[Problem]:
Retype each entry below, keeping every character the same.

** Start of Dataset **

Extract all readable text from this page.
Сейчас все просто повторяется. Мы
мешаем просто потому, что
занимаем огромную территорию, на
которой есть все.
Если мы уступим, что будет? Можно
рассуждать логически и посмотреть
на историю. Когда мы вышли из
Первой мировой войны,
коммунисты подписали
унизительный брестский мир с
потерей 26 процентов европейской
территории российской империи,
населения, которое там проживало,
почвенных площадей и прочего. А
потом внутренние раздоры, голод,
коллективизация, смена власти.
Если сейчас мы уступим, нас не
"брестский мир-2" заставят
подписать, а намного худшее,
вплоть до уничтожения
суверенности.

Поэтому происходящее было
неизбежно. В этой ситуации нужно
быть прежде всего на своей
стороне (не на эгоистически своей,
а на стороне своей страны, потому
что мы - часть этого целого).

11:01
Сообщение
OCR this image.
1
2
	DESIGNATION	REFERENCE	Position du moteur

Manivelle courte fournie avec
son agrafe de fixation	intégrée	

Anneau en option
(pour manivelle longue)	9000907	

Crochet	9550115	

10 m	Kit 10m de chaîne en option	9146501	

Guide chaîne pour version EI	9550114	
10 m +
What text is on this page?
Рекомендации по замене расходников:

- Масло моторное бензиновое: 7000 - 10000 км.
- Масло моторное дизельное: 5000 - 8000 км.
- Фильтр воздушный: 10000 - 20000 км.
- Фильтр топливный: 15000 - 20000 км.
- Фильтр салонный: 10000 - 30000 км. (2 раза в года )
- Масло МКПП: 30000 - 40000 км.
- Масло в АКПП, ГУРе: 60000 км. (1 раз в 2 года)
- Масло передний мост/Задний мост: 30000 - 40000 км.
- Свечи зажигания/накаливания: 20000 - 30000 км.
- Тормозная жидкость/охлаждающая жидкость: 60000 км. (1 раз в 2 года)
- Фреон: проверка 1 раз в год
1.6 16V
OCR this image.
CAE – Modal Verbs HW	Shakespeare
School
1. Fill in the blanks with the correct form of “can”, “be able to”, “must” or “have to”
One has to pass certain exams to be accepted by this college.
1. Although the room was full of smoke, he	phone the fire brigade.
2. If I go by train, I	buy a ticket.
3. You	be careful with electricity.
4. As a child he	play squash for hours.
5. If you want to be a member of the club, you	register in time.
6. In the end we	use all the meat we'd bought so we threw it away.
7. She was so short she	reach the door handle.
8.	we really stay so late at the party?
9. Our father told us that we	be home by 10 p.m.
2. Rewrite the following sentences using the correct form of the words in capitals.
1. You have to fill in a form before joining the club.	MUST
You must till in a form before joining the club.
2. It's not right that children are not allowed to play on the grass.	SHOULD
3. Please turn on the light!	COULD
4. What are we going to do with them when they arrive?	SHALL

** End of Dataset **

[Expected answer]:
Extract all readable text from this page.
Сейчас все просто повторяется. Мы
мешаем просто потому, что
занимаем огромную территорию, на
которой есть все.
Если мы уступим, что будет? Можно
рассуждать логически и посмотреть
на историю. Когда мы вышли из
Первой мировой войны,
коммунисты подписали
унизительный брестский мир с
потерей 26 процентов европейской
территории российской империи,
населения, которое там проживало,
почвенных площадей и прочего. А
потом внутренние раздоры, голод,
коллективизация, смена власти.
Если сейчас мы уступим, нас не
"брестский мир-2" заставят
подписать, а намного худшее,
вплоть до уничтожения
суверенности.

Поэтому происходящее было
неизбежно. В этой ситуации нужно
быть прежде всего на своей
стороне (не на эгоистически своей,
а на стороне своей страны, потому
что мы - часть этого целого).

11:01
Сообщение
OCR this image.
1
2
	DESIGNATION	REFERENCE	Position du moteur

Manivelle courte fournie avec
son agrafe de fixation	intégrée	

Anneau en option
(pour manivelle longue)	9000907	

Crochet	9550115	

10 m	Kit 10m de chaîne en option	9146501	

Guide chaîne pour version EI	9550114	
10 m +
What text is on this page?
Рекомендации по замене расходников:

- Масло моторное бензиновое: 7000 - 10000 км.
- Масло моторное дизельное: 5000 - 8000 км.
- Фильтр воздушный: 10000 - 20000 км.
- Фильтр топливный: 15000 - 20000 км.
- Фильтр салонный: 10000 - 30000 км. (2 раза в года )
- Масло МКПП: 30000 - 40000 км.
- Масло в АКПП, ГУРе: 60000 км. (1 раз в 2 года)
- Масло передний мост/Задний мост: 30000 - 40000 км.
- Свечи зажигания/накаливания: 20000 - 30000 км.
- Тормозная жидкость/охлаждающая жидкость: 60000 км. (1 раз в 2 года)
- Фреон: проверка 1 раз в год
1.6 16V
OCR this image.
CAE – Modal Verbs HW	Shakespeare
School
1. Fill in the blanks with the correct form of “can”, “be able to”, “must” or “have to”
One has to pass certain exams to be accepted by this college.
1. Although the room was full of smoke, he	phone the fire brigade.
2. If I go by train, I	buy a ticket.
3. You	be careful with electricity.
4. As a child he	play squash for hours.
5. If you want to be a member of the club, you	register in time.
6. In the end we	use all the meat we'd bought so we threw it away.
7. She was so short she	reach the door handle.
8.	we really stay so late at the party?
9. Our father told us that we	be home by 10 p.m.
2. Rewrite the following sentences using the correct form of the words in capitals.
1. You have to fill in a form before joining the club.	MUST
You must till in a form before joining the club.
2. It's not right that children are not allowed to play on the grass.	SHOULD
3. Please turn on the light!	COULD
4. What are we going to do with them when they arrive?	SHALL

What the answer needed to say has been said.